Task instructions:
Copy out each line containing "المشاريع" from the entries below.

## START Dataset excerpts

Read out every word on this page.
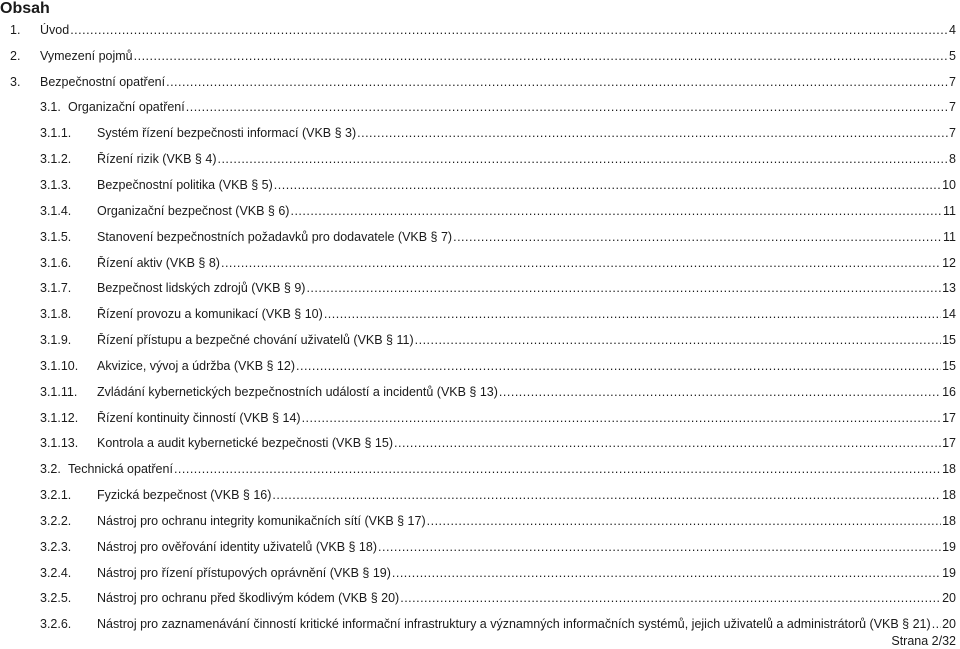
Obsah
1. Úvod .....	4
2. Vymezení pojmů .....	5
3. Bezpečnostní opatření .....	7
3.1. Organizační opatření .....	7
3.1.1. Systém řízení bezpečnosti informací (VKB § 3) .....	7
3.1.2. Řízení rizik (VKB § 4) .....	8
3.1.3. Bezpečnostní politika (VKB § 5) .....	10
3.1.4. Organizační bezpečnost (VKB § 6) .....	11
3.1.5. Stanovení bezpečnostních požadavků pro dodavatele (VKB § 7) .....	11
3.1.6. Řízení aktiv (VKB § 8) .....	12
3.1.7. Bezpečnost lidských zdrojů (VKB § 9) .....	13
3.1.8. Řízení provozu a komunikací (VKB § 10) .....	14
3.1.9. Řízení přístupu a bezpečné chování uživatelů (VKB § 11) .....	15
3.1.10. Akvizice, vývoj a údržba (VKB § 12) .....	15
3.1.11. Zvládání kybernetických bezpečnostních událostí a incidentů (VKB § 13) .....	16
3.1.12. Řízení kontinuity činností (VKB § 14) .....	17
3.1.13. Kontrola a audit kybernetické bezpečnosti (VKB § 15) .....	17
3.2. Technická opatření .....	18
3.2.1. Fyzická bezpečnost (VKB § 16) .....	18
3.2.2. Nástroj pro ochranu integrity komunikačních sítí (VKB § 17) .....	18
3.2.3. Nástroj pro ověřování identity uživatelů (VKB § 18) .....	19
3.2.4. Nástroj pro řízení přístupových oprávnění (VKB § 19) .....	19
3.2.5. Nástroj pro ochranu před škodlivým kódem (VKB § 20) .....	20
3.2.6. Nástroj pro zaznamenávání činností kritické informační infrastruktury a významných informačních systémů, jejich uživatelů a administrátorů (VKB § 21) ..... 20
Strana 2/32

## END Dataset excerpts
## START Dataset excerpts

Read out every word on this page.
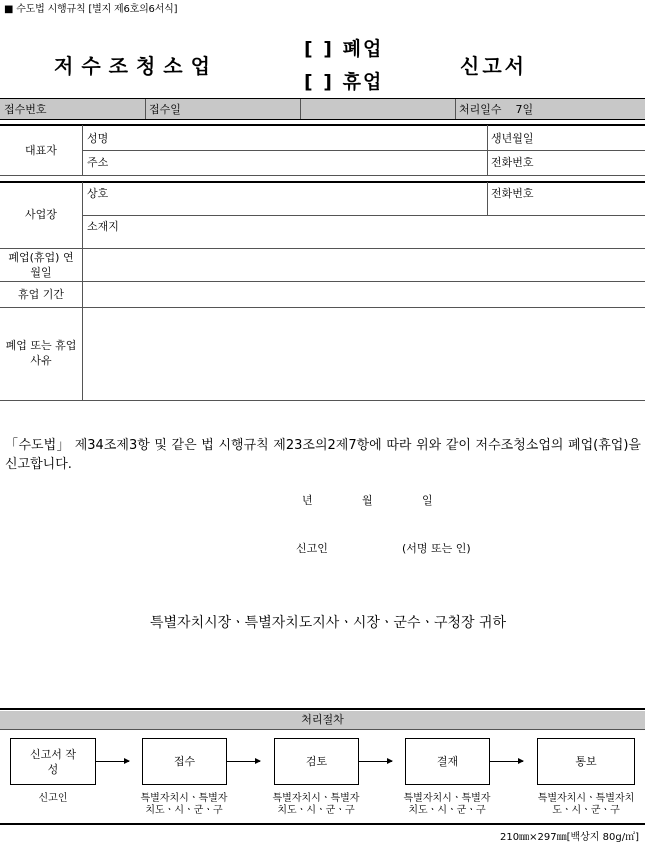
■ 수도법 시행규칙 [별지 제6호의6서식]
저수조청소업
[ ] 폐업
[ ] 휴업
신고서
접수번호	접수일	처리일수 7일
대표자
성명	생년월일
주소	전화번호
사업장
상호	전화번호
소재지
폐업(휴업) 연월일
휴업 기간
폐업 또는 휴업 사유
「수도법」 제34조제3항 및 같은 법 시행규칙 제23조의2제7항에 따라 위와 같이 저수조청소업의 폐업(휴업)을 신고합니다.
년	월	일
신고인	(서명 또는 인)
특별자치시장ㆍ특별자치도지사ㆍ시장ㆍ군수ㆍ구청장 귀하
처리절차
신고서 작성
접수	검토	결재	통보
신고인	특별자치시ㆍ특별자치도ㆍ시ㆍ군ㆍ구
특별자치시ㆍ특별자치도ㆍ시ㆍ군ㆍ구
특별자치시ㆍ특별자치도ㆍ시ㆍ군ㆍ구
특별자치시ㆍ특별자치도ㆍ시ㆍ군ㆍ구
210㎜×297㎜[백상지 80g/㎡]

## END Dataset excerpts
## START Dataset excerpts

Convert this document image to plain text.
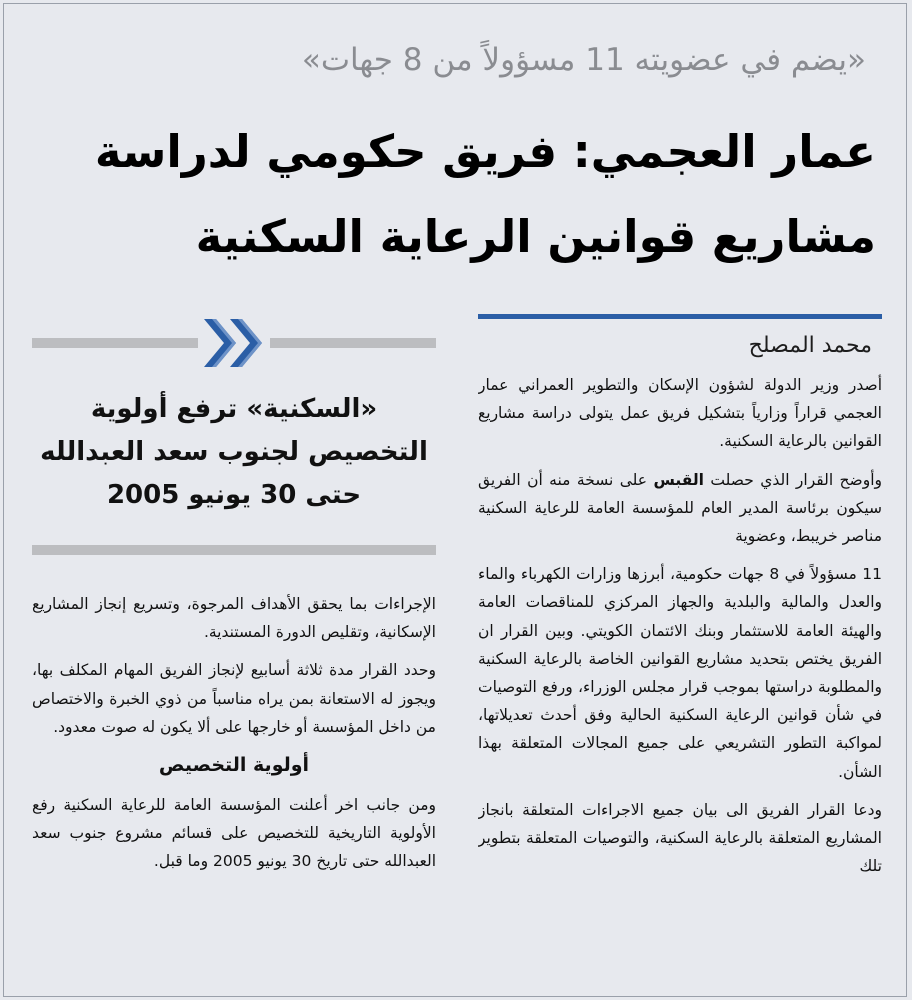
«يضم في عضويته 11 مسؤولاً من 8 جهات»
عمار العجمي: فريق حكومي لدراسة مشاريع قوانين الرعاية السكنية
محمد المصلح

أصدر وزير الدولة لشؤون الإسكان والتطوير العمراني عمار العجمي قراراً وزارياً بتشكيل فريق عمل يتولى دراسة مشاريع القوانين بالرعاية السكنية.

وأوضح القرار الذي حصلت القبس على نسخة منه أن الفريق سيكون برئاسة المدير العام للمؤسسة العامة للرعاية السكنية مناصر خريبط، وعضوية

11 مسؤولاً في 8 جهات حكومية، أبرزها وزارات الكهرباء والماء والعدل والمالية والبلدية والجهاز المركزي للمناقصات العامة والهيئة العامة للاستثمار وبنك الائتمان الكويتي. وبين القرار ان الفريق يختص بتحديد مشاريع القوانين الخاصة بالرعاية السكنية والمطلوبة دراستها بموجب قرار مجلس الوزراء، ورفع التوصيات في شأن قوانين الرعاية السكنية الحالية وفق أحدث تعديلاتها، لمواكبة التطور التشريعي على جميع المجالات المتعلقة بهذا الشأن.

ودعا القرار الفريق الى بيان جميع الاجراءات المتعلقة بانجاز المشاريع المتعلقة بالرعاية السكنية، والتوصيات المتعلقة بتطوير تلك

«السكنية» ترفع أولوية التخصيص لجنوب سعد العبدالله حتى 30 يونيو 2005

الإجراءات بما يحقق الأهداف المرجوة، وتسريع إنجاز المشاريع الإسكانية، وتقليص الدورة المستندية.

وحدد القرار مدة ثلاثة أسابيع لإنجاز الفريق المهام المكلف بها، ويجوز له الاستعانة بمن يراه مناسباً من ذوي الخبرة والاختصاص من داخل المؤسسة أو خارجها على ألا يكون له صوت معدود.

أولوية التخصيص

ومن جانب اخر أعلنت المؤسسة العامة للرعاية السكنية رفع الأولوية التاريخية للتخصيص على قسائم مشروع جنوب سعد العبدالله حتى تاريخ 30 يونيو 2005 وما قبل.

## END Dataset excerpts

Response below:
ودعا القرار الفريق الى بيان جميع الاجراءات المتعلقة بانجاز المشاريع المتعلقة بالرعاية السكنية، والتوصيات المتعلقة بتطوير تلك
الإجراءات بما يحقق الأهداف المرجوة، وتسريع إنجاز المشاريع الإسكانية، وتقليص الدورة المستندية.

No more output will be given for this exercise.